━━━ RECORD SET ━━━

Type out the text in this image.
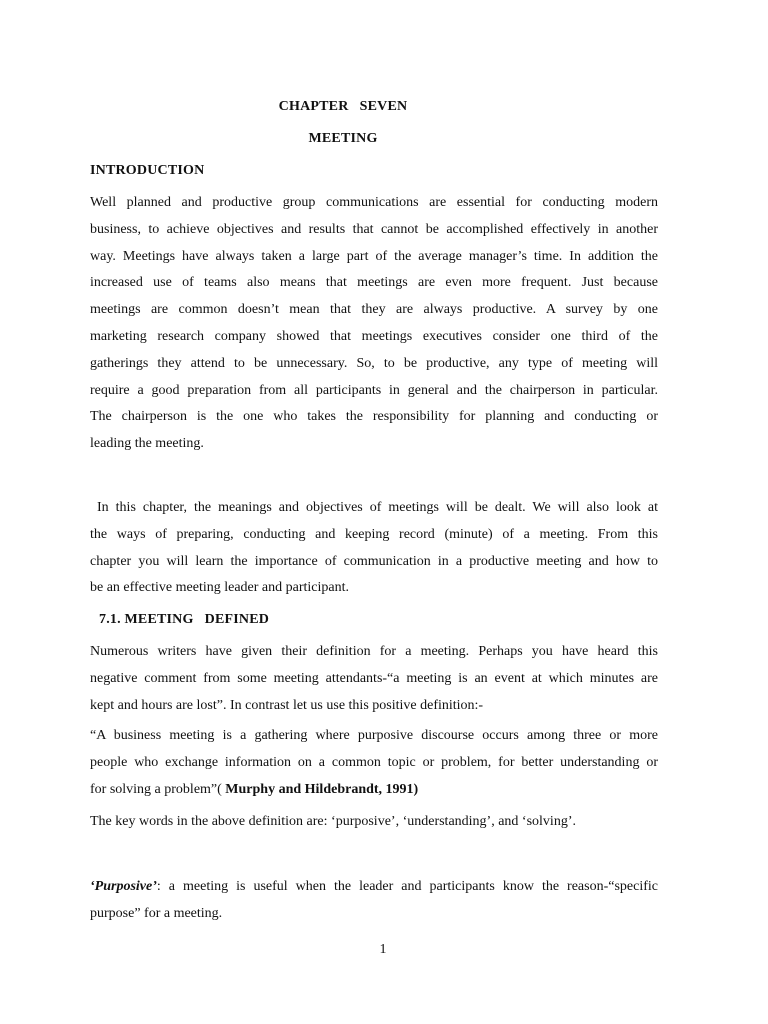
CHAPTER   SEVEN
MEETING
INTRODUCTION
Well planned and productive group communications are essential for conducting modern
business, to achieve objectives and results that cannot be accomplished effectively in another
way. Meetings have always taken a large part of the average manager’s time. In addition the
increased use of teams also means that meetings are even more frequent. Just because
meetings are common doesn’t mean that they are always productive. A survey by one
marketing research company showed that meetings executives consider one third of the
gatherings they attend to be unnecessary. So, to be productive, any type of meeting will
require a good preparation from all participants in general and the chairperson in particular.
The chairperson is the one who takes the responsibility for planning and conducting or
leading the meeting.
In this chapter, the meanings and objectives of meetings will be dealt. We will also look at
the ways of preparing, conducting and keeping record (minute) of a meeting. From this
chapter you will learn the importance of communication in a productive meeting and how to
be an effective meeting leader and participant.
7.1. MEETING   DEFINED
Numerous writers have given their definition for a meeting. Perhaps you have heard this
negative comment from some meeting attendants-“a meeting is an event at which minutes are
kept and hours are lost”. In contrast let us use this positive definition:-
“A business meeting is a gathering where purposive discourse occurs among three or more
people who exchange information on a common topic or problem, for better understanding or
for solving a problem”( Murphy and Hildebrandt, 1991)
The key words in the above definition are: ‘purposive’, ‘understanding’, and ‘solving’.
‘Purposive’: a meeting is useful when the leader and participants know the reason-“specific
purpose” for a meeting.
1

━━━

Print all entries exactly. The images do not belong in the copy.

Type out the text in this image.
CHAPTER   SEVEN
MEETING
INTRODUCTION
Well planned and productive group communications are essential for conducting modern
business, to achieve objectives and results that cannot be accomplished effectively in another
way. Meetings have always taken a large part of the average manager’s time. In addition the
increased use of teams also means that meetings are even more frequent. Just because
meetings are common doesn’t mean that they are always productive. A survey by one
marketing research company showed that meetings executives consider one third of the
gatherings they attend to be unnecessary. So, to be productive, any type of meeting will
require a good preparation from all participants in general and the chairperson in particular.
The chairperson is the one who takes the responsibility for planning and conducting or
leading the meeting.
In this chapter, the meanings and objectives of meetings will be dealt. We will also look at
the ways of preparing, conducting and keeping record (minute) of a meeting. From this
chapter you will learn the importance of communication in a productive meeting and how to
be an effective meeting leader and participant.
7.1. MEETING   DEFINED
Numerous writers have given their definition for a meeting. Perhaps you have heard this
negative comment from some meeting attendants-“a meeting is an event at which minutes are
kept and hours are lost”. In contrast let us use this positive definition:-
“A business meeting is a gathering where purposive discourse occurs among three or more
people who exchange information on a common topic or problem, for better understanding or
for solving a problem”( Murphy and Hildebrandt, 1991)
The key words in the above definition are: ‘purposive’, ‘understanding’, and ‘solving’.
‘Purposive’: a meeting is useful when the leader and participants know the reason-“specific
purpose” for a meeting.
1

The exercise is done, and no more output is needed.